#### Page ####
CSCI 432/532: Advanced Algorithm Topics

Course schedule

Schedule subject to change. Lecture videos in this Panopto folder. Credit for the CS Theory lecture notes and problem session questions/solutions to Jeff Erickson. If you’d like to check out last year’s version of the class to see how things might go, go here.

Week	Due this week	Monday (lecture)	Wednesday (lecture)	Friday (problem session)
1 (1/13-1/17)				Intro
2 (1/20-1/24)	PL HW 0 (by Tuesday); PL HW 1 part 1 (by Thursday) and part 2 (by Saturday)	MLK Day–no class	No class–lecture videos coming soon on Recursively defined structures	No class–lecture videos coming soon on Languages and regular expressions
3 (1/27-1/31)	Written HW 1 (by Monday) + LaTeX source + Solution template	DFAs	Regular and non-regular languages	Problem session
4 (2/3-2/7)	PL HW 2 and written HW 2 (by Monday)	NFAs	Context-free grammars	Problem session
5 (2/10-2/14)	PL HW 3; written HW 3 (by Monday)	Turing machines	Undecidability	Problem session
6 (2/17-2/21)	PL HW 4; written HW 4 (by Monday)	President’s day–no class	NP-hardness reductions	Problem session
7 (2/24-2/28)	PL HW 5; written HW 5 (by Monday)	P vs. NP	Even more NP-hardness reductions	Problem session
8 (3/3-3/7)	PL HW 6; written HW 6 (by Monday)	Start of algorithms section of class
9 (3/10-3/14)
#### Supplied entries ####
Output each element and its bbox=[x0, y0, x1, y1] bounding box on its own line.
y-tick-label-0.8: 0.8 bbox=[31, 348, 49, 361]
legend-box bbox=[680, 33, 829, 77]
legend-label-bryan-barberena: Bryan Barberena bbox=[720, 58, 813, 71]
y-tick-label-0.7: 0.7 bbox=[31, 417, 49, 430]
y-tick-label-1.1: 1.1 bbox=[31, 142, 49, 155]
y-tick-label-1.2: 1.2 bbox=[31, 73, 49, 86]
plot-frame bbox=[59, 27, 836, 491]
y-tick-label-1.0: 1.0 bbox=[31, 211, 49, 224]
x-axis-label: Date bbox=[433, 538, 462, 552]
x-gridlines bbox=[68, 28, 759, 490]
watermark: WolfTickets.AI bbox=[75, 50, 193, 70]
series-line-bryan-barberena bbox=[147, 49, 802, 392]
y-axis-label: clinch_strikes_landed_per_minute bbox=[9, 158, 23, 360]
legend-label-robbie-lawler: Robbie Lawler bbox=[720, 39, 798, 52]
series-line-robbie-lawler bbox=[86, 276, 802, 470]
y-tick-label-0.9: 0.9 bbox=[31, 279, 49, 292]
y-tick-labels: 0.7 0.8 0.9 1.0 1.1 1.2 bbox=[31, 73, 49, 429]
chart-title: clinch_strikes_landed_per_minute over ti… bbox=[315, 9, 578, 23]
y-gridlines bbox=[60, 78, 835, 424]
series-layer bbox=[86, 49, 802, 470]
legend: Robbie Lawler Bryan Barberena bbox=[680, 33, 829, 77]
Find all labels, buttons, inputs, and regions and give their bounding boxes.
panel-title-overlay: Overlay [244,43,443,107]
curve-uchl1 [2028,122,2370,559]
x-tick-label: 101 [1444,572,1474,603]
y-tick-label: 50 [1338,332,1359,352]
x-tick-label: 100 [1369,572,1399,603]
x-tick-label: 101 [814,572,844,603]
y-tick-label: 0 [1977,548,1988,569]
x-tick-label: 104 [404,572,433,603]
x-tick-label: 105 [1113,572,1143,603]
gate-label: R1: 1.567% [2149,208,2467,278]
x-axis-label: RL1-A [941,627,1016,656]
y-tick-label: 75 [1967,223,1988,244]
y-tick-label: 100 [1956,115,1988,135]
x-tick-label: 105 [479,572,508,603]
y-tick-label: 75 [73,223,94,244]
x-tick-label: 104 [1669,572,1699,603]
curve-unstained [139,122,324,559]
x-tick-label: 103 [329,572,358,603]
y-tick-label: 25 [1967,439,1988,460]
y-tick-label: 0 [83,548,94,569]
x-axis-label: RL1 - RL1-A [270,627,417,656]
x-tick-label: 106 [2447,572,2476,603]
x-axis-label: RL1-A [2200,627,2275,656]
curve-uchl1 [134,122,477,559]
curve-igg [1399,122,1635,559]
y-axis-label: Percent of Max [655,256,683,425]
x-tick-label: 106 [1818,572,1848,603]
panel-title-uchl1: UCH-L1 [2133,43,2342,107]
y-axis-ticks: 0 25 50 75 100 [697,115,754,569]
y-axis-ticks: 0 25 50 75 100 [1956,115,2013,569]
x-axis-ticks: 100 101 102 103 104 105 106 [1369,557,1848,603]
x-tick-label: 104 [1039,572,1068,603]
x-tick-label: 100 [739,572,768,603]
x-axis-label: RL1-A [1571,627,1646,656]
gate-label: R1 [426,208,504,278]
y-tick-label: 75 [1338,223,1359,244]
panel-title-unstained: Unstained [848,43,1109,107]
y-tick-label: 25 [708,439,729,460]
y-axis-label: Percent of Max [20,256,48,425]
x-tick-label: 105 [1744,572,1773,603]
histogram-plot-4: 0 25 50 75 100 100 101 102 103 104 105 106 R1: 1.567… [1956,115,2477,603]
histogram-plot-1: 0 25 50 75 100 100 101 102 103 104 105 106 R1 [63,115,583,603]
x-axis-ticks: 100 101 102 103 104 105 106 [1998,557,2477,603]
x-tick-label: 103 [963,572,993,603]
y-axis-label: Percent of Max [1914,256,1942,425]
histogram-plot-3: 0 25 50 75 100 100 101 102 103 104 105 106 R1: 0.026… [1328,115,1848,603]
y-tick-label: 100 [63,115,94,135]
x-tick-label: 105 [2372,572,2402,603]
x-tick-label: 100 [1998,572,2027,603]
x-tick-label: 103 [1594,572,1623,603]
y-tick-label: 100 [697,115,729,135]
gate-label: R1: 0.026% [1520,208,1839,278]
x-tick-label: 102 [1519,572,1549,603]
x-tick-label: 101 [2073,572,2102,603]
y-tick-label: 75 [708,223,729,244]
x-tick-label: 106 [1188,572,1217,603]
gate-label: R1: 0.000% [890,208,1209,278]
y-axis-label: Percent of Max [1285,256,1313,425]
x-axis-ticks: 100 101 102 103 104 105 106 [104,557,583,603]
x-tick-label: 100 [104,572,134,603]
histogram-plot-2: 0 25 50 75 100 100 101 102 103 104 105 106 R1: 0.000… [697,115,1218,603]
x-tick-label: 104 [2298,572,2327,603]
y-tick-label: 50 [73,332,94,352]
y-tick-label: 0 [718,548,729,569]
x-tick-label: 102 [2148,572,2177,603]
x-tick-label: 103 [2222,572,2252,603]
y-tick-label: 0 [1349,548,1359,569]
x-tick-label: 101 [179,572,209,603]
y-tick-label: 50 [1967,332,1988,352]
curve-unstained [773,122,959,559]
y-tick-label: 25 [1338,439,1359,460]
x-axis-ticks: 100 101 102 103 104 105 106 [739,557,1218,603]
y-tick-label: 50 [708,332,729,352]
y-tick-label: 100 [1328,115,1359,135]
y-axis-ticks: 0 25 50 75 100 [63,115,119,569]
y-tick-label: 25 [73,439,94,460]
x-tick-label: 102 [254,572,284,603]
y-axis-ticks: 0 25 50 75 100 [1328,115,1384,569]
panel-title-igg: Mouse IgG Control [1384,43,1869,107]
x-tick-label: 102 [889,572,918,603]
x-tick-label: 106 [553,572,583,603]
####
### Task objective
Repeat the stretch of the course schedule from "Schedule subject to" through "go, go here." word for word.

### Exercise result
Schedule subject to change. Lecture videos in this Panopto folder. Credit for the CS Theory lecture notes and problem session questions/solutions to Jeff Erickson. If you’d like to check out last year’s version of the class to see how things might go, go here.